À faire:
Mettez sous forme de tableau Markdown les lignes allant de celle qui contient "series-trace-12 xyxy=(452,314,491,401)" jusqu'à celle qui contient "x-tick-label: 10 xyxy=(281,430,297,446)", ces deux lignes comprises, avec une colonne « Numéro » pour le rang et une colonne « Ligne » pour le texte. Laissez de côté les lignes vides.

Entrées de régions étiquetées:
##########
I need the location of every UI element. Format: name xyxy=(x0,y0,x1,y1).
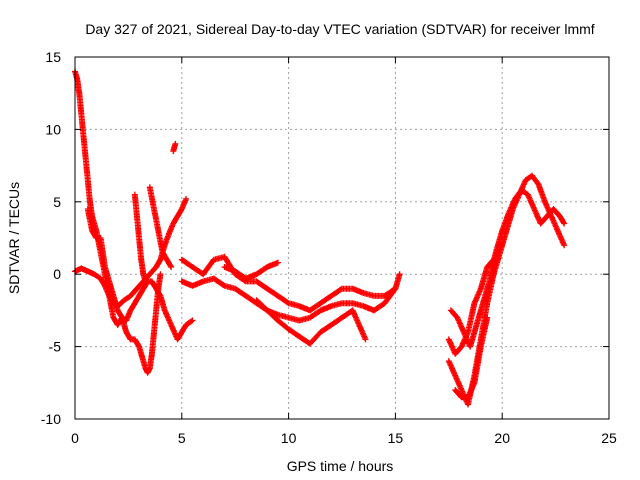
series-trace-12 xyxy=(452,314,491,401)
y-tick-label: -5 xyxy=(49,339,62,355)
data-point-markers xyxy=(178,253,403,314)
x-axis-label: GPS time / hours xyxy=(287,458,394,474)
data-point-markers xyxy=(131,140,179,285)
y-axis-label: SDTVAR / TECUs xyxy=(6,182,22,294)
plot-frame xyxy=(74,56,610,420)
axis-ticks: 0 5 10 15 20 25 -10 -5 0 5 10 15 xyxy=(41,49,617,446)
data-point-markers xyxy=(452,314,491,401)
y-tick-label: -10 xyxy=(41,411,61,427)
series-trace-11 xyxy=(445,242,504,357)
series-trace-5 xyxy=(178,253,403,314)
y-tick-label: 10 xyxy=(45,121,61,137)
chart-title: Day 327 of 2021, Sidereal Day-to-day VTE… xyxy=(85,21,594,37)
data-point-markers xyxy=(253,297,369,347)
y-tick-label: 5 xyxy=(53,194,61,210)
x-tick-label: 0 xyxy=(71,430,79,446)
x-tick-label: 10 xyxy=(281,430,297,446)
data-point-markers xyxy=(445,242,504,357)
data-points xyxy=(72,68,568,408)
x-tick-label: 15 xyxy=(388,430,404,446)
series-trace-4 xyxy=(131,140,179,285)
x-tick-label: 25 xyxy=(601,430,617,446)
data-point-markers xyxy=(221,259,281,282)
data-point-markers xyxy=(178,275,399,324)
series-trace-7 xyxy=(253,297,369,347)
y-tick-label: 15 xyxy=(45,49,61,65)
data-point-markers xyxy=(84,206,196,343)
x-tick-label: 20 xyxy=(494,430,510,446)
series-trace-8 xyxy=(221,259,281,282)
x-tick-label: 5 xyxy=(178,430,186,446)
y-tick-label: 0 xyxy=(53,266,61,282)
series-trace-3 xyxy=(84,206,196,343)
series-trace-6 xyxy=(178,275,399,324)
grid xyxy=(75,57,609,419)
##########
Réponse:
| Numéro | Ligne |
|---|---|
| 1 | series-trace-12 xyxy=(452,314,491,401) |
| 2 | y-tick-label: -5 xyxy=(49,339,62,355) |
| 3 | data-point-markers xyxy=(178,253,403,314) |
| 4 | x-axis-label: GPS time / hours xyxy=(287,458,394,474) |
| 5 | data-point-markers xyxy=(131,140,179,285) |
| 6 | y-axis-label: SDTVAR / TECUs xyxy=(6,182,22,294) |
| 7 | plot-frame xyxy=(74,56,610,420) |
| 8 | axis-ticks: 0 5 10 15 20 25 -10 -5 0 5 10 15 xyxy=(41,49,617,446) |
| 9 | data-point-markers xyxy=(452,314,491,401) |
| 10 | y-tick-label: -10 xyxy=(41,411,61,427) |
| 11 | series-trace-11 xyxy=(445,242,504,357) |
| 12 | series-trace-5 xyxy=(178,253,403,314) |
| 13 | y-tick-label: 10 xyxy=(45,121,61,137) |
| 14 | chart-title: Day 327 of 2021, Sidereal Day-to-day VTE… xyxy=(85,21,594,37) |
| 15 | data-point-markers xyxy=(253,297,369,347) |
| 16 | y-tick-label: 5 xyxy=(53,194,61,210) |
| 17 | x-tick-label: 0 xyxy=(71,430,79,446) |
| 18 | x-tick-label: 10 xyxy=(281,430,297,446) |